### [Requirements]
Omit every picture and write out the rest of the records exactly.

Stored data
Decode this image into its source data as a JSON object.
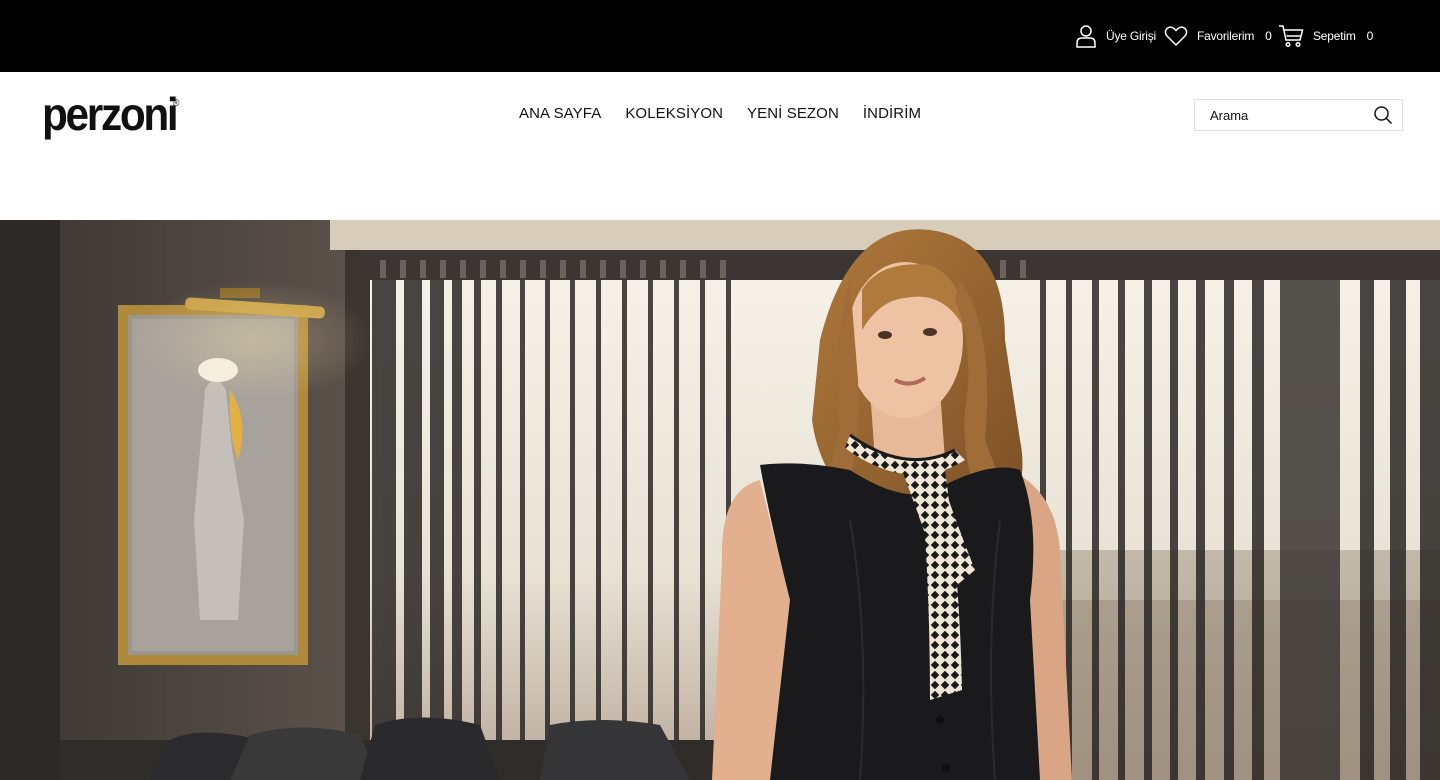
{
  "topbar": {
    "login": {
      "label": "Üye Girişi",
      "icon": "user-icon"
    },
    "favorites": {
      "label": "Favorilerim",
      "count": "0",
      "icon": "heart-icon"
    },
    "cart": {
      "label": "Sepetim",
      "count": "0",
      "icon": "cart-icon"
    }
  },
  "header": {
    "logo": "perzoni",
    "logo_mark": "®",
    "nav": [
      "ANA SAYFA",
      "KOLEKSİYON",
      "YENİ SEZON",
      "İNDİRİM"
    ],
    "search": {
      "placeholder": "Arama",
      "icon": "search-icon"
    }
  },
  "colors": {
    "topbar_bg": "#000000",
    "page_bg": "#ffffff",
    "text": "#111111"
  },
  "hero": {
    "image": "woman in black sleeveless vest with polka-dot neck scarf in office interior"
  }
}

### [Exercise output]
Decode this image into its source data as a JSON object.
{
  "topbar": {
    "login": {
      "label": "Üye Girişi",
      "icon": "user-icon"
    },
    "favorites": {
      "label": "Favorilerim",
      "count": "0",
      "icon": "heart-icon"
    },
    "cart": {
      "label": "Sepetim",
      "count": "0",
      "icon": "cart-icon"
    }
  },
  "header": {
    "logo": "perzoni",
    "logo_mark": "®",
    "nav": [
      "ANA SAYFA",
      "KOLEKSİYON",
      "YENİ SEZON",
      "İNDİRİM"
    ],
    "search": {
      "placeholder": "Arama",
      "icon": "search-icon"
    }
  },
  "colors": {
    "topbar_bg": "#000000",
    "page_bg": "#ffffff",
    "text": "#111111"
  },
  "hero": {
    "image": "woman in black sleeveless vest with polka-dot neck scarf in office interior"
  }
}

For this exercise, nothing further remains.